* EXTRAIT DU TEXTE *
Leonardo Di Costanzo :
Ça ça a été une longue gestation. [...] J’ai rassemblé une grande quantité de réflexions sur le sens de la détention. Les gens que j’ai rencontrés m’ont dit que la prison ne sert à rien, et même que c’est délétère. Il est rare de trouver quelqu’un qui en défend le principe. Cette partie du travail a été très intéressante. Je pensais que les directeurs de prisons étaient vraiment comme on les voit dans le film. Comme je viens de documentaire, j’ai repris la même méthode de travail et de recherche et comme cela se produit avec un documentaire, à un moment, les recherches commencent à devenir de la dramaturgie. Je trouvais des histoires et je faisais des post-it. Trouver la dramaturgie, un fil conducteur portant ces histoires, a presque été un travail de montage.

Comment avez-vous trouvé le lieu où se passe le film ?
Nous voulions impérativement trouver une prison qui ait cette forme. Je souhaitais trouver une structure un peu vieillotte, pour justifier le fait qu’elle doive bientôt fermer. Pendant longtemps, nous avions dans l'idée de tourner à Le Nuove, l’ancienne prison de Turin, et puis il y a eu différents problèmes et nous sommes arrivés à Sassari. Toute la partie centrale, le panoptique, n'est pas normalement l'endroit où se trouvent les détenus. Cette rotonde accueille les bureaux, les avocats, les gardes. Nous avons donc reconstruit et scénographié cette zone, y compris les cellules. La forteresse Bastiani a été une référence tout du long. Il fallait que nous construisions un monde séparé de tout au sein duquel pourraient se développer ces rapports peu communs entre les personnages.

Qu’est-ce qui vous a amené à choisir Toni Servillo [le gardien de prison le plus haut en grade parmi les présents] et Silvio Orlando [Don Carmine, un chef mafieux] pour les deux rôles principaux ? Comment avez-vous construit le rapport entre eux sur le tournage ?
J’ai pensé à eux parce que nous sommes tous les trois napolitains et que nous appartenons à la même génération. J’avais besoin d’acteurs qui aient une grande expérience du théâtre, parce que le type de dramaturgie du film nécessitait un travail préparatoire similaire à celui qu’on fait pour le théâtre. Nous devions trouver le bon "diapason" pour dire le texte. Je me suis dit : ces deux acteurs n’ont jamais travaillé ensemble et ne se sont jamais rencontrés sur un tournage… On le sait, dans cet environnement, il y a toujours au moins un brin de compétition. Chacun d'eux a eu un parcours différent, ce qui reflète un peu l’histoire des deux personnages : ils viennent du même endroit, mais ils ont choisi deux voies différentes. Peut-être, me disais-je, qu'au moment du tournage, cet élément extérieur au film s'avèrerait utile. En réalité, en arrivant, ils se sont aimés tout de suite. Deux jours plus tard, ils étaient copains comme cochons. Le gros problème pour moi, c'était de travailler avec ces deux icônes du cinéma, puisque j’ai toujours fait des films avec des non-professionnels. Pour moi, les acteurs sont des pages blanches qu'il faut remplir pour les spectateurs. Sauf que des comédiens de ce calibre portent toujours avec eux toute leur histoire filmographique. La première préoccupation qui se pose pour quiconque a la chance de les diriger est qu'il faut détruire ce qu’il y a eu avant et imposer sa vision à soi. Je me suis dit : comment vais-je faire ? Est-ce qu’ils vont me manger ? Au début, j’avais pensé leur attribuer les rôles inverses, mais je voyais déjà comment Orlando aurait pu incarner le garde – cette image était trop dans la continuité de son parcours – et la même chose valait pour Toni dans le rôle du boss mafieux. Alors j'ai dit : "On va échanger les rôles. Là je fais un film avec des acteurs, ce que je n’ai jamais fait avant, alors à vous de jouer des personnages qui sortent de vos schémas habituels". Ils ont accepté le défi avec beaucoup d’humilité et beaucoup d'enthousiasme.

* EXERCICE COURT A *
Dans l'entretien, pourquoi le réalisateur voulait-il des acteurs ayant une grande expérience du théâtre ? Répondez en une à trois phrases.

* ENTRÉES RÉPERTORIÉES *

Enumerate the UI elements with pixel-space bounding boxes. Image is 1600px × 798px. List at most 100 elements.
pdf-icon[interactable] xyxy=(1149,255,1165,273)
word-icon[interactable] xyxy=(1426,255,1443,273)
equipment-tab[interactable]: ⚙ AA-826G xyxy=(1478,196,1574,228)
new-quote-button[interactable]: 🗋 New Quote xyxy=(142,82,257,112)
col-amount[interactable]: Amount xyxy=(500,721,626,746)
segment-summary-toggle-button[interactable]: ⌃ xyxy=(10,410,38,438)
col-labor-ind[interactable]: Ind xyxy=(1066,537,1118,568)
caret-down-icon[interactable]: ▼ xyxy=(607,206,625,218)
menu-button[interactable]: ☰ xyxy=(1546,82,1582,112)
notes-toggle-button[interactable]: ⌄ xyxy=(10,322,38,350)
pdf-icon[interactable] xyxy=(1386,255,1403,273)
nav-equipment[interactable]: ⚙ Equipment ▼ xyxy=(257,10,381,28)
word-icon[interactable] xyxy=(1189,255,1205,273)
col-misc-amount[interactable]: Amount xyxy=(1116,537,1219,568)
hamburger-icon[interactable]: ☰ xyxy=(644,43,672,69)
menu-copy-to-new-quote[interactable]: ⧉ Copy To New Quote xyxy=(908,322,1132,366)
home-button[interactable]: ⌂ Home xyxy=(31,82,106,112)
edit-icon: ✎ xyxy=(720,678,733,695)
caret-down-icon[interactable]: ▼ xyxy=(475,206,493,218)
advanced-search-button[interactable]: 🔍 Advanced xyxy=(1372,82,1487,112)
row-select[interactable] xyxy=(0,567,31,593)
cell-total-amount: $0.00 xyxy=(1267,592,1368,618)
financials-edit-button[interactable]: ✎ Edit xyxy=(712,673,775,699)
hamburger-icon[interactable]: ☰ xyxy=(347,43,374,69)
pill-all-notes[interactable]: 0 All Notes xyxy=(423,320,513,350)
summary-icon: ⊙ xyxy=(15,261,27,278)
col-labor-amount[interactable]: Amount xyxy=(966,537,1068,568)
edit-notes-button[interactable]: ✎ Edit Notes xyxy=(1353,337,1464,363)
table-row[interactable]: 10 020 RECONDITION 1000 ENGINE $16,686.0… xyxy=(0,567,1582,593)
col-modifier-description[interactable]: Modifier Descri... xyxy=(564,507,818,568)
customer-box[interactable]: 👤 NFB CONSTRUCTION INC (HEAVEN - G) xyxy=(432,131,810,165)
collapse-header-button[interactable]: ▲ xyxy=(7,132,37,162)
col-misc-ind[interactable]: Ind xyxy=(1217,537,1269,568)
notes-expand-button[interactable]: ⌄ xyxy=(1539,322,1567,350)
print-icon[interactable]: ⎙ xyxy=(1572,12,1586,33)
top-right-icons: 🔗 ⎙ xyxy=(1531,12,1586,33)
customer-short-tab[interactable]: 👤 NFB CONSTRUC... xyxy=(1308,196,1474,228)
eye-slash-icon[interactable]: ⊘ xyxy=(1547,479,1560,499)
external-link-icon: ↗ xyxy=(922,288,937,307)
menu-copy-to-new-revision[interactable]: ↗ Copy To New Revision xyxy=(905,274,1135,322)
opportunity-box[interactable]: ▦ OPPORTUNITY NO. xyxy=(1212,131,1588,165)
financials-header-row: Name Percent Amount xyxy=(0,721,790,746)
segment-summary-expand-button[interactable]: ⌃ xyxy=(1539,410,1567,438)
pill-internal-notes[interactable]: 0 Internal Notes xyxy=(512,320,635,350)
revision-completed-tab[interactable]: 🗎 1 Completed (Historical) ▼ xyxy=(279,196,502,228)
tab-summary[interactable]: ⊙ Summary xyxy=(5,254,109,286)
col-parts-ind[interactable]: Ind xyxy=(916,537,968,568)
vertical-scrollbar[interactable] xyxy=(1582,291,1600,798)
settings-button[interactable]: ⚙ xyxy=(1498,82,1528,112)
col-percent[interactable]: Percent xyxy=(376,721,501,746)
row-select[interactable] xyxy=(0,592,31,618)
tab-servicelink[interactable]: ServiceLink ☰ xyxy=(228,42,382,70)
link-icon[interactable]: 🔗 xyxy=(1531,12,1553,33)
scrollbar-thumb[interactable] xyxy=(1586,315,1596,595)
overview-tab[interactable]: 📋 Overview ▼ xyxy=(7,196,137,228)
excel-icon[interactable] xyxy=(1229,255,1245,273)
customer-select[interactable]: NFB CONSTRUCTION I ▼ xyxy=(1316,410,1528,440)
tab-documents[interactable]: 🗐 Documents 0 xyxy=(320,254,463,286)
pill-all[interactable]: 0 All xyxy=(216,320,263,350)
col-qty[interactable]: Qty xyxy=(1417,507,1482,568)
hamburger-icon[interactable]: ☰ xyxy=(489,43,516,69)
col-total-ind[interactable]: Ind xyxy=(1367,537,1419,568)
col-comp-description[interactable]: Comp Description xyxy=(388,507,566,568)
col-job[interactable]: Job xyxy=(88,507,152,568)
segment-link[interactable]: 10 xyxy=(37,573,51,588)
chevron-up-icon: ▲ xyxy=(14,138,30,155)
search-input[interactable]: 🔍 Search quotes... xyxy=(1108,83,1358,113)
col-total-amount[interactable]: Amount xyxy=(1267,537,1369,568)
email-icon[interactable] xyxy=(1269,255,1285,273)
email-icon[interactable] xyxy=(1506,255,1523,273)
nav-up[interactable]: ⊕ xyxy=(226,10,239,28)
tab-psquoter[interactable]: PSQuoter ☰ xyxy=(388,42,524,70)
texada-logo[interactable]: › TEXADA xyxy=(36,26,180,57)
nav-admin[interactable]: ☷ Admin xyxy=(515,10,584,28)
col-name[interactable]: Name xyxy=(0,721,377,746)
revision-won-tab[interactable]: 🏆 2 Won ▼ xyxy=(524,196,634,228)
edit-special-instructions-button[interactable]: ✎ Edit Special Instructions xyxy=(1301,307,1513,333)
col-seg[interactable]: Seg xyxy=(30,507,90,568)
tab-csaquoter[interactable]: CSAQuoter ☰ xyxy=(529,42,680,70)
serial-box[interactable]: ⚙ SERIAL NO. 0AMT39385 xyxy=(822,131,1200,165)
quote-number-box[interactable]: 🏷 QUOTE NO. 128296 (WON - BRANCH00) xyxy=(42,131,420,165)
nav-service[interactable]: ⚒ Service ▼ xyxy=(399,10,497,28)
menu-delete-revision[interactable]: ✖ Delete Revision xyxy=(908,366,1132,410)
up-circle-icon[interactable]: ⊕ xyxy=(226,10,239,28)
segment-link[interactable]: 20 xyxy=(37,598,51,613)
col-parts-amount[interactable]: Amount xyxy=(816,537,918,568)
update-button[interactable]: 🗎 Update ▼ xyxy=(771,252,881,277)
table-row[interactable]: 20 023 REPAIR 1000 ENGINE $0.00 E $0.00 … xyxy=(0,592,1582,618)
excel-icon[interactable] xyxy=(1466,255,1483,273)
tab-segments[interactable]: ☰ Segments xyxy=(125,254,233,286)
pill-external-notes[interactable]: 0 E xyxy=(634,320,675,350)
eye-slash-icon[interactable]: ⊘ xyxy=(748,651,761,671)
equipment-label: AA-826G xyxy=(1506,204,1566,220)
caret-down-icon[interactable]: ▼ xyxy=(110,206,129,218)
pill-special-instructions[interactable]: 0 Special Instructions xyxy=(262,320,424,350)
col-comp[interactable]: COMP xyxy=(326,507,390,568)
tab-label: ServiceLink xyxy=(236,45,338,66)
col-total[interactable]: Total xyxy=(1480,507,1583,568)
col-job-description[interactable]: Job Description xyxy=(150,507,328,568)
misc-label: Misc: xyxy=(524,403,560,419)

* EXERCICE COURT B *
Filtrez les enregistrements en recopiant chaque ligne qui contient la chaîne « instructions ». La casse compte.

* RÉPONSE ATTENDUE A *
Le type de dramaturgie du film demandait un travail préparatoire semblable à celui que l'on fait pour le théâtre. Il fallait trouver le bon « diapason » pour dire le texte.

* RÉPONSE ATTENDUE B *
edit-special-instructions-button[interactable]: ✎ Edit Special Instructions xyxy=(1301,307,1513,333)
pill-special-instructions[interactable]: 0 Special Instructions xyxy=(262,320,424,350)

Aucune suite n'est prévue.